Short exercise:
Starting with the line that contains "more-button-top[interactable]: Еще ▼: [1384, 40, 1438, 62]" and going on through the line that contains "page-title: Продажа (Кассир: Администратор): [117, 9, 440, 32]", change "chevron-down-icon" to "arrow-down-icon" in the listing. Return only those lines, with everything else left as it is.
------ Entries shown ------
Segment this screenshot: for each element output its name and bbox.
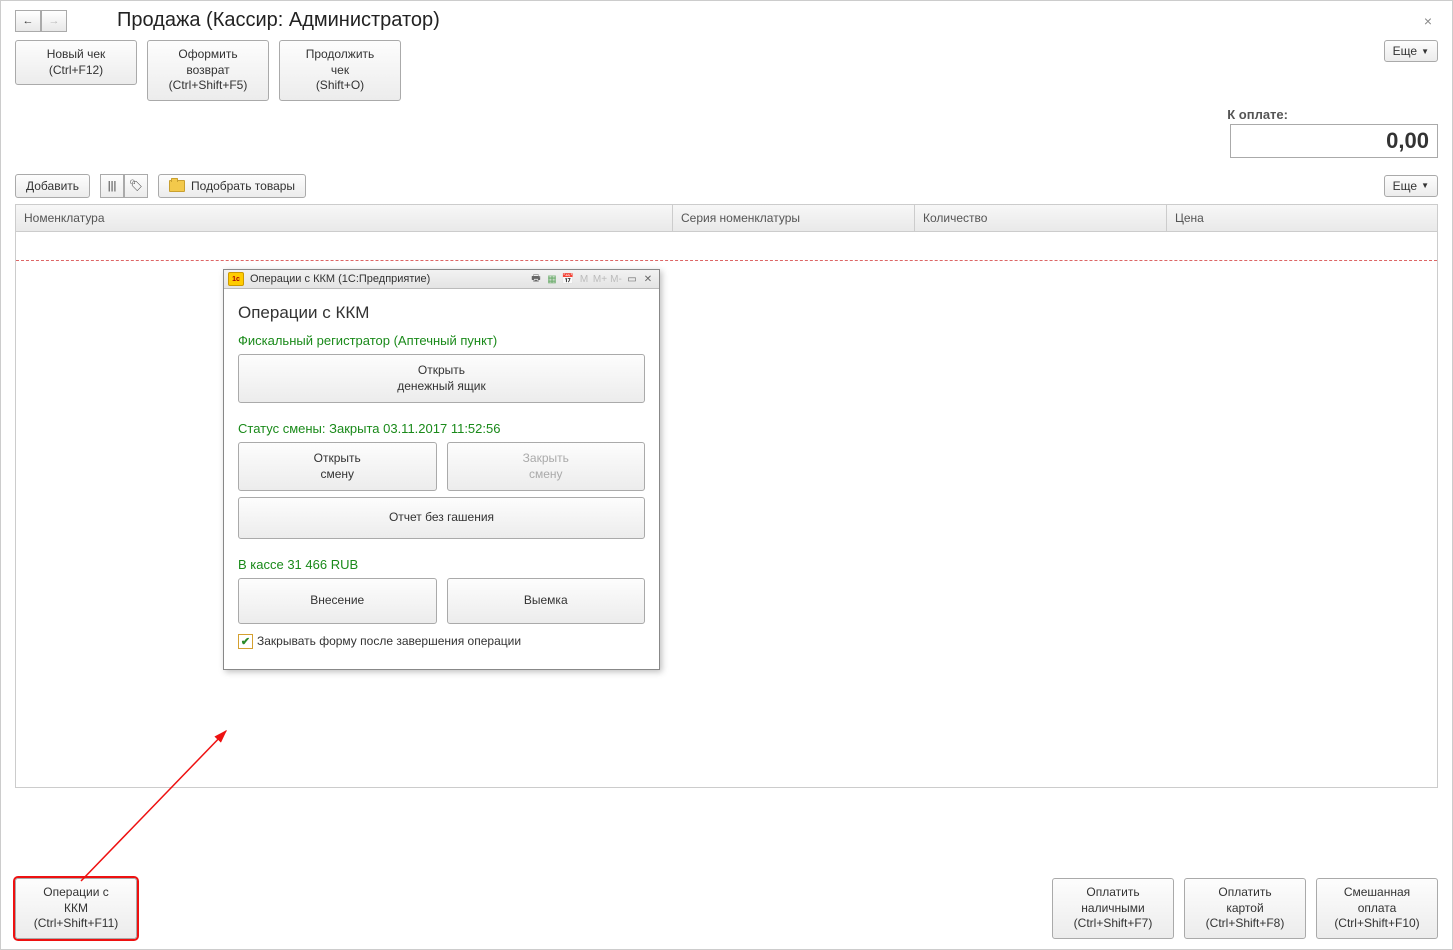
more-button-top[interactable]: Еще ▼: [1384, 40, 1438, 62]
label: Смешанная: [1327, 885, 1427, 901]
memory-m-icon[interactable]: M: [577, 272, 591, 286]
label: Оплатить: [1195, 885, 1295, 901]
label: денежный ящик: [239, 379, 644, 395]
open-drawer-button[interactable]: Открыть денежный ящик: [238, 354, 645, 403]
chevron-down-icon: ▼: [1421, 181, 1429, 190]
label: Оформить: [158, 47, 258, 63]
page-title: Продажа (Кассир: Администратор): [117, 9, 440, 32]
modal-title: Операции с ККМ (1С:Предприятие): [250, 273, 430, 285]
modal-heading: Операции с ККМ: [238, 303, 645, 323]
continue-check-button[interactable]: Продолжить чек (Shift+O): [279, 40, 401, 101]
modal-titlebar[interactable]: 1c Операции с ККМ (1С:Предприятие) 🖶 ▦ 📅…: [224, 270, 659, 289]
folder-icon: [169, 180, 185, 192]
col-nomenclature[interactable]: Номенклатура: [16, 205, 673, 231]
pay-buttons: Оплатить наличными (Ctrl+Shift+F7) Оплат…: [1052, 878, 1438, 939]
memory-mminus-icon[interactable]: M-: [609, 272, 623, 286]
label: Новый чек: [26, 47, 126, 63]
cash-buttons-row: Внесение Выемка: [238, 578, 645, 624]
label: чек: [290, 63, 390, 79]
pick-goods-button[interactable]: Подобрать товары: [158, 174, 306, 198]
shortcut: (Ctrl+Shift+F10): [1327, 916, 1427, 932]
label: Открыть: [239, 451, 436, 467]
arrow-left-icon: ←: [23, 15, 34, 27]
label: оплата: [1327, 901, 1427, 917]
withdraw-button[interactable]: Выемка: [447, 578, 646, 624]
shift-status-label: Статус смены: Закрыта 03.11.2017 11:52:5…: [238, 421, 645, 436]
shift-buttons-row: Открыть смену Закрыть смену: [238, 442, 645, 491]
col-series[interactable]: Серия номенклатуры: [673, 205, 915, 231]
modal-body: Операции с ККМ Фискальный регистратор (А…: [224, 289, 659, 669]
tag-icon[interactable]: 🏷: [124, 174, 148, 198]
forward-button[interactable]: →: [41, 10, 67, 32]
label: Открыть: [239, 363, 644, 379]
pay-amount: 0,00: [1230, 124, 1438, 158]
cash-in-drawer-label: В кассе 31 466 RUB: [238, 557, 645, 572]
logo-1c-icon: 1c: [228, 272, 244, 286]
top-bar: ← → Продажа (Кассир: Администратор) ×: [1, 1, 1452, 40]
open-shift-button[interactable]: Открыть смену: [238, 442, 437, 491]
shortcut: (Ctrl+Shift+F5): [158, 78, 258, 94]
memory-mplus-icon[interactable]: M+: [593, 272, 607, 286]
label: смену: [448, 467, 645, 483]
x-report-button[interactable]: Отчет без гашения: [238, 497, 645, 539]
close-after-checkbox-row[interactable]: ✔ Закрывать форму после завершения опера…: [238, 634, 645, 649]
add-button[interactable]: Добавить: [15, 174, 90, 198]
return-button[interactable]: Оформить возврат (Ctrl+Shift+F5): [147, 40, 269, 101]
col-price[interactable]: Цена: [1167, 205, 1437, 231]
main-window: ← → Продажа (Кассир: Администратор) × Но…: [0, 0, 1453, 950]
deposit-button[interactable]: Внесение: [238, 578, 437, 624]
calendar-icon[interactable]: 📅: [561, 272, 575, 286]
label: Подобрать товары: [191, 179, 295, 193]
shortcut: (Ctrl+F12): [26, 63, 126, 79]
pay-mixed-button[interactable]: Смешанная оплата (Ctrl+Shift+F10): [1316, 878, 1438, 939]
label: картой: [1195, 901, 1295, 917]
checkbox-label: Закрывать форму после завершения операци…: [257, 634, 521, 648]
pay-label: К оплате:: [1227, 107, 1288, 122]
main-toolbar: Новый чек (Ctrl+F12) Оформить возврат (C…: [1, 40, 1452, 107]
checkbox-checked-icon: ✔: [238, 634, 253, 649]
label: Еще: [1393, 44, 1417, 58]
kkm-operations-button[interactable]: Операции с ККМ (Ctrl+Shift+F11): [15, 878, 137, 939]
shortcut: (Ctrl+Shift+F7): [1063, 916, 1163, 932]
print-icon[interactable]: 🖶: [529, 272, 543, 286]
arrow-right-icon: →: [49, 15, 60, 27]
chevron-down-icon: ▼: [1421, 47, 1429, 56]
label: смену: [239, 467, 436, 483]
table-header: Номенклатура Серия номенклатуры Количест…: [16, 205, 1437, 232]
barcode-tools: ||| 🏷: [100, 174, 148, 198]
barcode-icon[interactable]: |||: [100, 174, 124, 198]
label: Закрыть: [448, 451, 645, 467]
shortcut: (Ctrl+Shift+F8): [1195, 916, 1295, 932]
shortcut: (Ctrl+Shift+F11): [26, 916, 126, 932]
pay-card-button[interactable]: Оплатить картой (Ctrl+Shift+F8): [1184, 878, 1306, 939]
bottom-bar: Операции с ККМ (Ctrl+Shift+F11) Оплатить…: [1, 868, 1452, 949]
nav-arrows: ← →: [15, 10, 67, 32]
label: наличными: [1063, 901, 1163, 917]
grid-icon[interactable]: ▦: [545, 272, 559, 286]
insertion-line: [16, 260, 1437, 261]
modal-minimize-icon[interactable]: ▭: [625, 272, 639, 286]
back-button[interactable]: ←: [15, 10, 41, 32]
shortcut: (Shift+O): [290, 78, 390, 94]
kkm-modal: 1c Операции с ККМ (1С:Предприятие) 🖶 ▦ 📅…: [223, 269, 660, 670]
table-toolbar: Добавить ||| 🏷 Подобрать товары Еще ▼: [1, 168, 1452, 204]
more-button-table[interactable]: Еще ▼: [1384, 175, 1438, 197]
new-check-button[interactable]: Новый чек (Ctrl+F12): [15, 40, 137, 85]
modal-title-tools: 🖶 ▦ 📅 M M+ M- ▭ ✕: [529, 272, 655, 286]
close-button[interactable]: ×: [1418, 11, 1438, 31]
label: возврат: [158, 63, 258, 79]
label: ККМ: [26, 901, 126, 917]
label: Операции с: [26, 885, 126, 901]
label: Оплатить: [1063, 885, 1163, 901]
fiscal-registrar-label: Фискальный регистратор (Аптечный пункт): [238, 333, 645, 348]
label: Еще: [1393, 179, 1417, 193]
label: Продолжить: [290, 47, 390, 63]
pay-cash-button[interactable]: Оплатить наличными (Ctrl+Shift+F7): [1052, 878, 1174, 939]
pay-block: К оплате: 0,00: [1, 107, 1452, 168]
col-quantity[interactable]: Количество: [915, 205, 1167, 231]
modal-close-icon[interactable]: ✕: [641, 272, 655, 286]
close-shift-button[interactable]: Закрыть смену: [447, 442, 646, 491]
------
------ Entries shown ------
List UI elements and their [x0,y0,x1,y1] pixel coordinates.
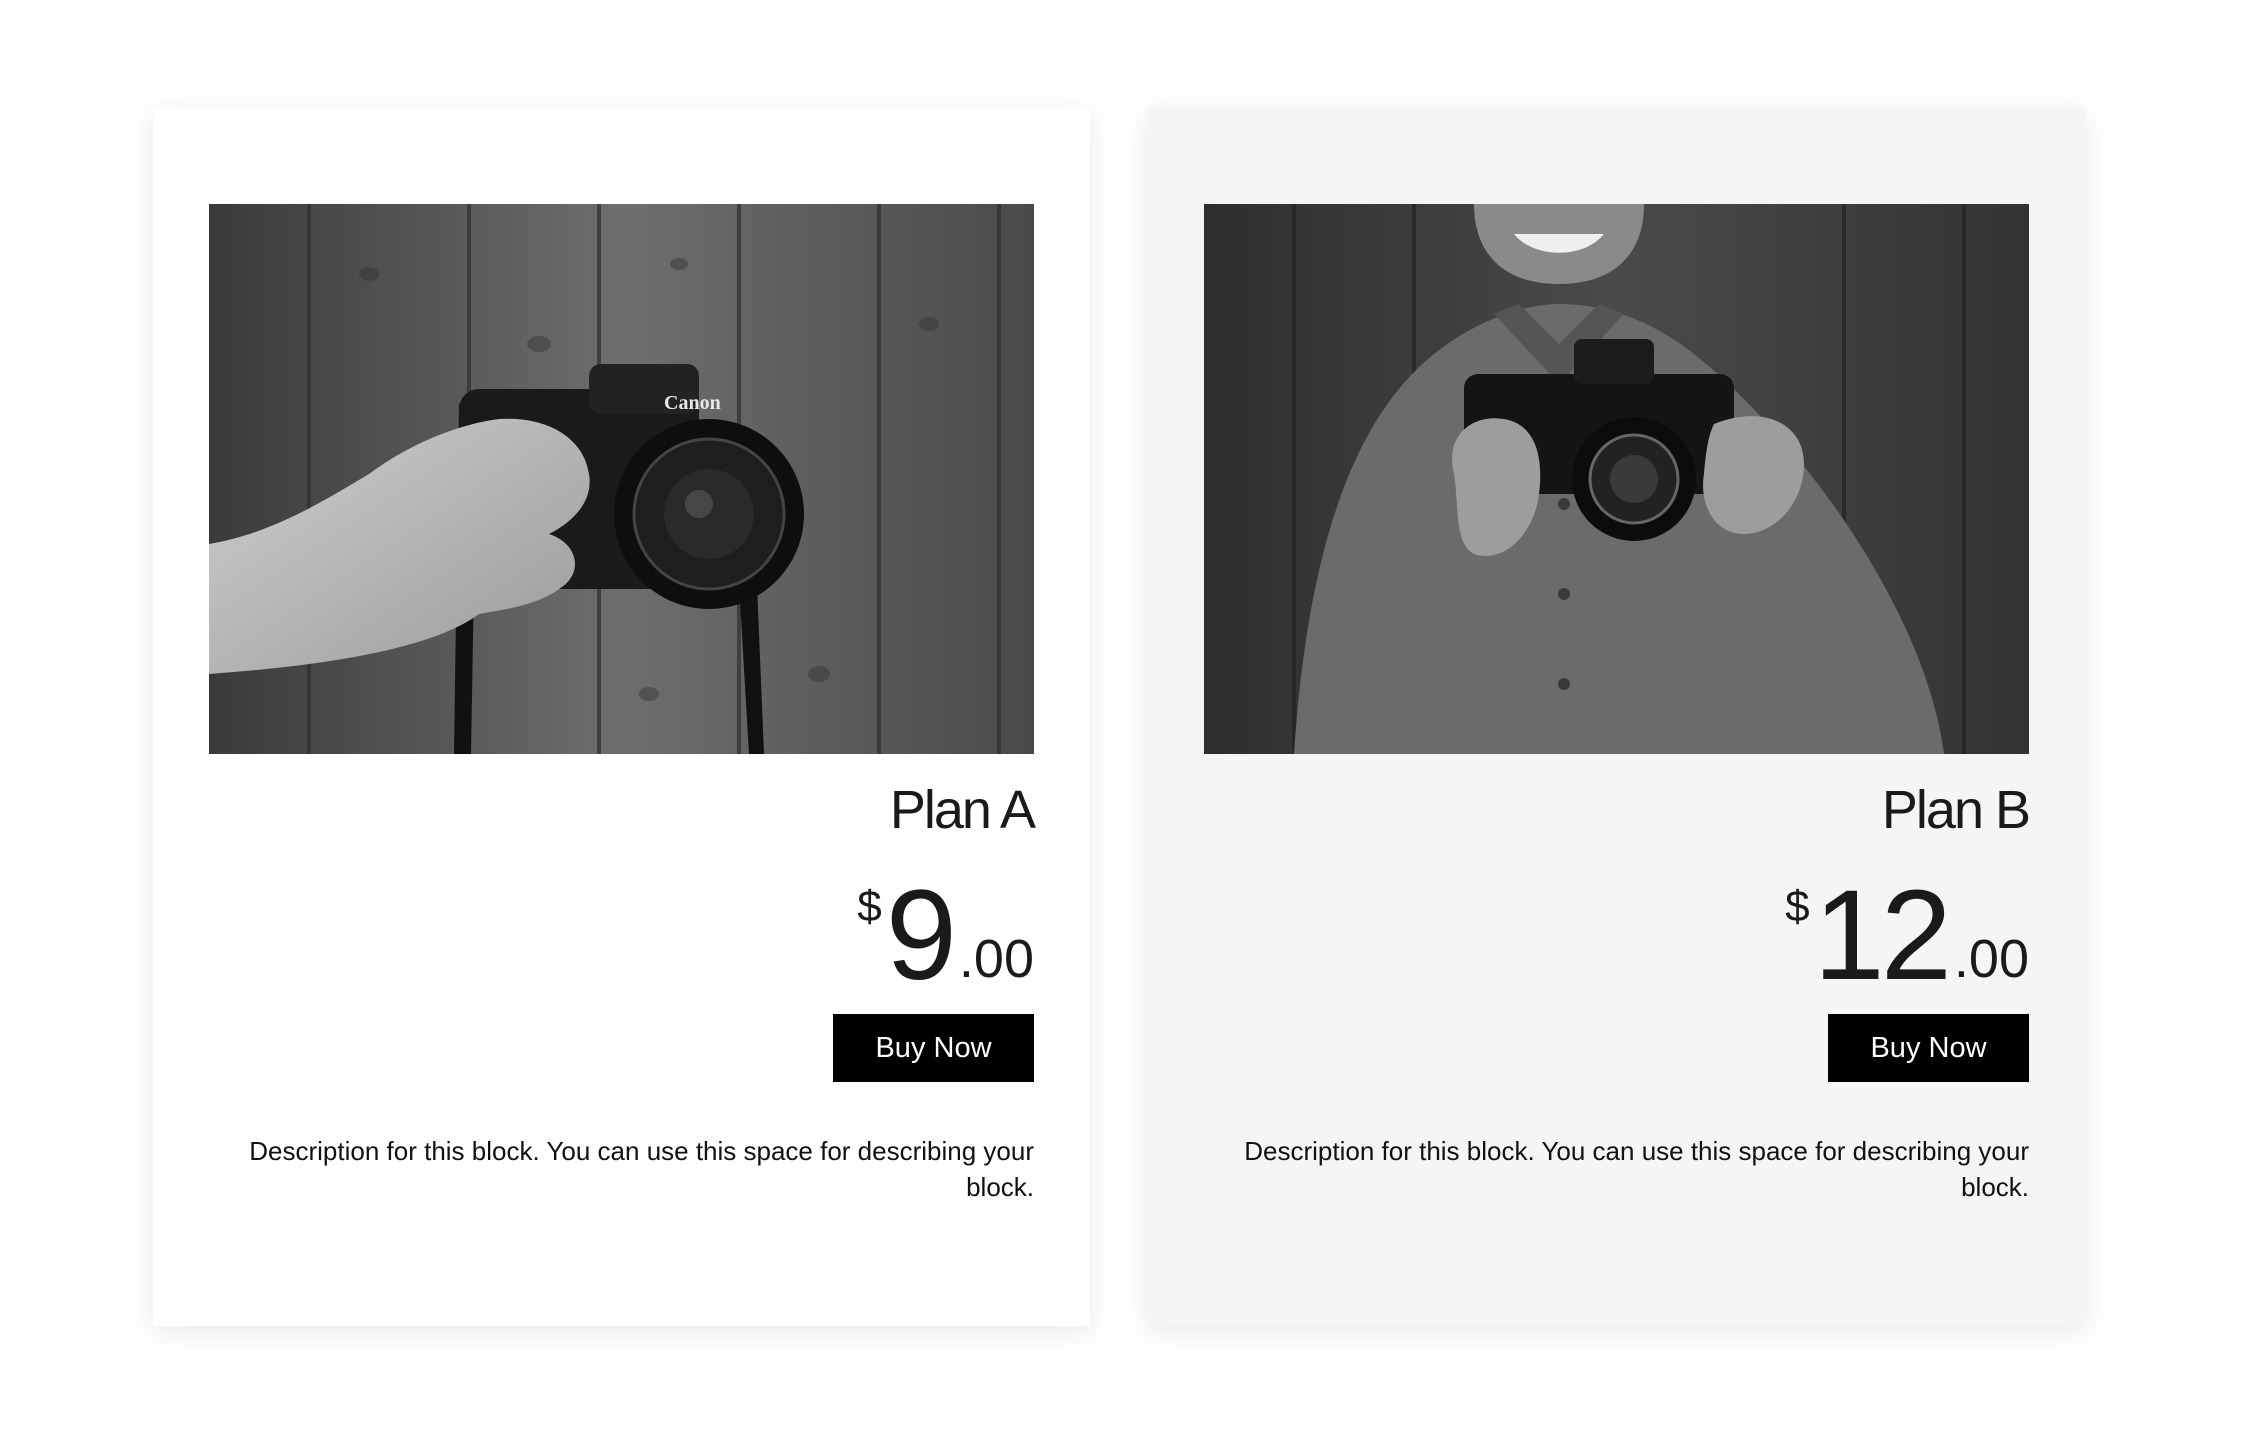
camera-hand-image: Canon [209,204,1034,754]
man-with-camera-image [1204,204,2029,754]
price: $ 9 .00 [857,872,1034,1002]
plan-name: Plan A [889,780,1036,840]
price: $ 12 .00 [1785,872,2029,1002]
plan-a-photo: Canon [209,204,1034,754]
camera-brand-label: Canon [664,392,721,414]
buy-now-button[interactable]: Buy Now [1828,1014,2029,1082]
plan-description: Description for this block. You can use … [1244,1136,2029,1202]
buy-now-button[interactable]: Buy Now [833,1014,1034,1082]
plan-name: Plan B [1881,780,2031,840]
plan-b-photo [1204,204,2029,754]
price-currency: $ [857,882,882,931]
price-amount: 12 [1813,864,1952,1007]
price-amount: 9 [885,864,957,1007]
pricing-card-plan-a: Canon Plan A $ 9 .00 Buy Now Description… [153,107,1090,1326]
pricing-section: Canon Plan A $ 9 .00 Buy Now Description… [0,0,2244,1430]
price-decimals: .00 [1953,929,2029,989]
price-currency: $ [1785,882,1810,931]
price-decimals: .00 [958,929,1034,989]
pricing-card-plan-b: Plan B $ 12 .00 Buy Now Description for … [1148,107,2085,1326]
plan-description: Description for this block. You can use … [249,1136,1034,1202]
------
------ Entries shown ------
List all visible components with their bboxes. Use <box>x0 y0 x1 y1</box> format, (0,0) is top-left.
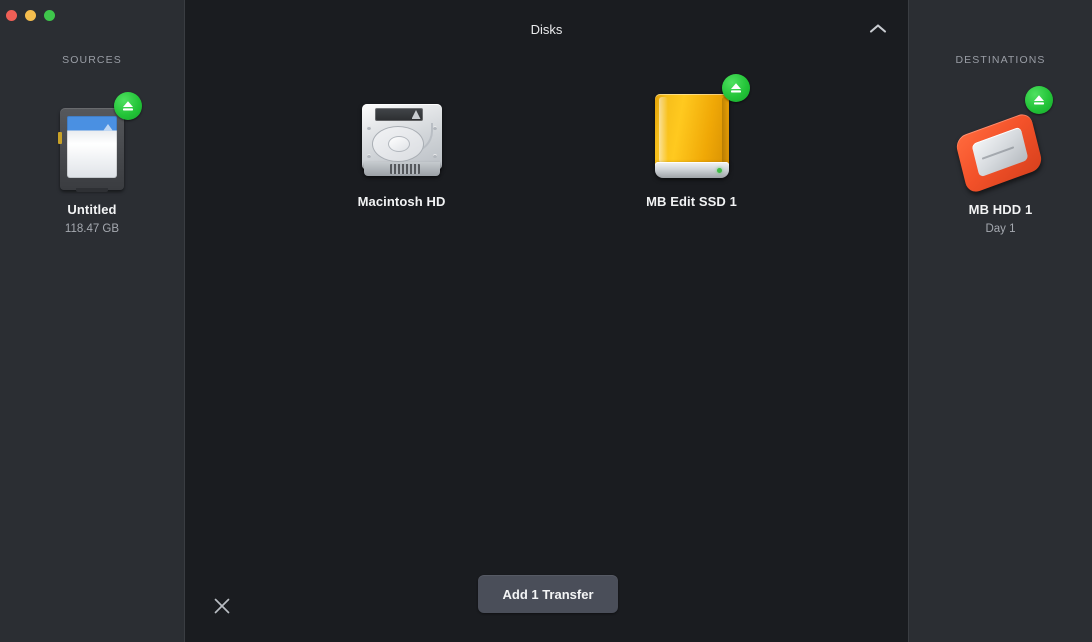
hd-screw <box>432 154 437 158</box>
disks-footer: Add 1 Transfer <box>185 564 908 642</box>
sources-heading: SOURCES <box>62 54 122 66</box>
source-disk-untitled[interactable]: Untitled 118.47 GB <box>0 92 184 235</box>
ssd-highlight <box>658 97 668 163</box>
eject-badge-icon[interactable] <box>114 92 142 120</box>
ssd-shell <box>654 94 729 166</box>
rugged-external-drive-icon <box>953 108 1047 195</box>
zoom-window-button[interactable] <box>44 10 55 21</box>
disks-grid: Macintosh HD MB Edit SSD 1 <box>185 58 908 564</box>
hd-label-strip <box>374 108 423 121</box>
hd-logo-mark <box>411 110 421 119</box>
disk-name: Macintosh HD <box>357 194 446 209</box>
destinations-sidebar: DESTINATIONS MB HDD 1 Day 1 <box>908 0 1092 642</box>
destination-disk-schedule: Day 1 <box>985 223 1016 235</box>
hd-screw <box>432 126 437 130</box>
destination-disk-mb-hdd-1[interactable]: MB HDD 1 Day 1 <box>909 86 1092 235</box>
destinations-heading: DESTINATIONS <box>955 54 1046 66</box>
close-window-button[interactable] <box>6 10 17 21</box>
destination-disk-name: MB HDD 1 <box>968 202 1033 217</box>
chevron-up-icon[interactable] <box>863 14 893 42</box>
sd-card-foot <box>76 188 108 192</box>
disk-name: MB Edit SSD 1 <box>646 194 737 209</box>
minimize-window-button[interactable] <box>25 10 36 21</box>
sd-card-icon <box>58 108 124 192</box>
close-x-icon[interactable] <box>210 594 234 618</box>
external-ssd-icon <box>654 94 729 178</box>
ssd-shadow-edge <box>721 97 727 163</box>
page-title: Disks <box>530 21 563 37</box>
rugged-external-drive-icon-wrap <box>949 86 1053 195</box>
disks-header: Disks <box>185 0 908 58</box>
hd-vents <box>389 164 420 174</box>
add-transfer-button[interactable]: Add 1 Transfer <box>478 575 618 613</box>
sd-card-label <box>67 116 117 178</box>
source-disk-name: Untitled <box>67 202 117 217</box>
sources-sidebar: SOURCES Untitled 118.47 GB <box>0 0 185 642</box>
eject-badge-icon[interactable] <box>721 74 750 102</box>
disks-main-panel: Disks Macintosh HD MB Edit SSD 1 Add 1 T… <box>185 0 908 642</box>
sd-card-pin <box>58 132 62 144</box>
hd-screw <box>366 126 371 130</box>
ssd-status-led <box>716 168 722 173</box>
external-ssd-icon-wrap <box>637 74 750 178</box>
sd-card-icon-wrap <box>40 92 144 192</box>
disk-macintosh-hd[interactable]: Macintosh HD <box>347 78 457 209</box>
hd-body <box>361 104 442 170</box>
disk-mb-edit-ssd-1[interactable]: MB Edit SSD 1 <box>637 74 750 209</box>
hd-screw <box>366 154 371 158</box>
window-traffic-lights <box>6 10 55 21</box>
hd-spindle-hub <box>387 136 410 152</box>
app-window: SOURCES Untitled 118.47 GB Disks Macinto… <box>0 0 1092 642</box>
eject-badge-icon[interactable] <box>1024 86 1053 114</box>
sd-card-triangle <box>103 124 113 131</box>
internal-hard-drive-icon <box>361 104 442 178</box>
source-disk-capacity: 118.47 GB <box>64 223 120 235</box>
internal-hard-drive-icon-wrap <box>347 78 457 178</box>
------
The answer:
more-button-top[interactable]: Еще ▼: [1384, 40, 1438, 62]
label: Смешанная: [1327, 885, 1427, 901]
memory-m-icon[interactable]: M: [577, 272, 591, 286]
label: Оплатить: [1195, 885, 1295, 901]
label: денежный ящик: [239, 379, 644, 395]
open-drawer-button[interactable]: Открыть денежный ящик: [238, 354, 645, 403]
arrow-down-icon: ▼: [1421, 181, 1429, 190]
label: Оформить: [158, 47, 258, 63]
page-title: Продажа (Кассир: Администратор): [117, 9, 440, 32]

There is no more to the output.